[Extracted records]
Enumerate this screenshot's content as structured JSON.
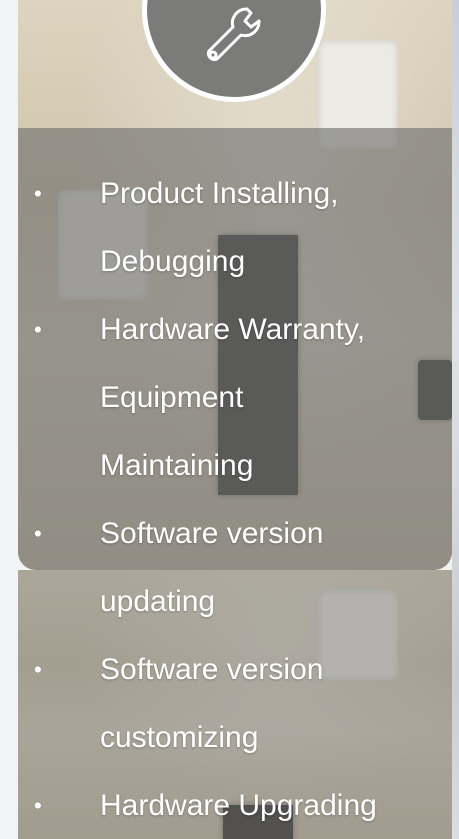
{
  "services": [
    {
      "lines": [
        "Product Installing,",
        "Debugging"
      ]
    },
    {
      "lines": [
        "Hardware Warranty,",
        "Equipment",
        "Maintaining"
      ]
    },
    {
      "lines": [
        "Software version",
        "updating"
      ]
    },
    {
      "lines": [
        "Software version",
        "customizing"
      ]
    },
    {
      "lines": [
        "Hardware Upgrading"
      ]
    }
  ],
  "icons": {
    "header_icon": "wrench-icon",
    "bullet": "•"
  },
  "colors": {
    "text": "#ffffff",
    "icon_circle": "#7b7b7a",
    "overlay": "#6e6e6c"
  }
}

---

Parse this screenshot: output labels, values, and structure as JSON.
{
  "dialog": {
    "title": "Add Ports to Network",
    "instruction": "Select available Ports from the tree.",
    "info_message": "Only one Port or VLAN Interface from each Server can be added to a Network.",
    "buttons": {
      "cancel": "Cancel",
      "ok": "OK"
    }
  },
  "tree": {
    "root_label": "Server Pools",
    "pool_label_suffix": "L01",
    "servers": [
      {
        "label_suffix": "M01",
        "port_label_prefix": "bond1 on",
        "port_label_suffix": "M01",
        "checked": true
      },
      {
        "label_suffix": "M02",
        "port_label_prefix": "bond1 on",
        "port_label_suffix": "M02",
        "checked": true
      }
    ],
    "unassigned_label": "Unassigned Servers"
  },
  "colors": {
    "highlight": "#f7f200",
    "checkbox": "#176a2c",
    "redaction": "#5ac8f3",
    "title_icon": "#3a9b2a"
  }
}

Stated exercise:
Out of the material above, select every line that holds the string "Hardware".

Finished answer:
        "Hardware Warranty,",
        "Hardware Upgrading"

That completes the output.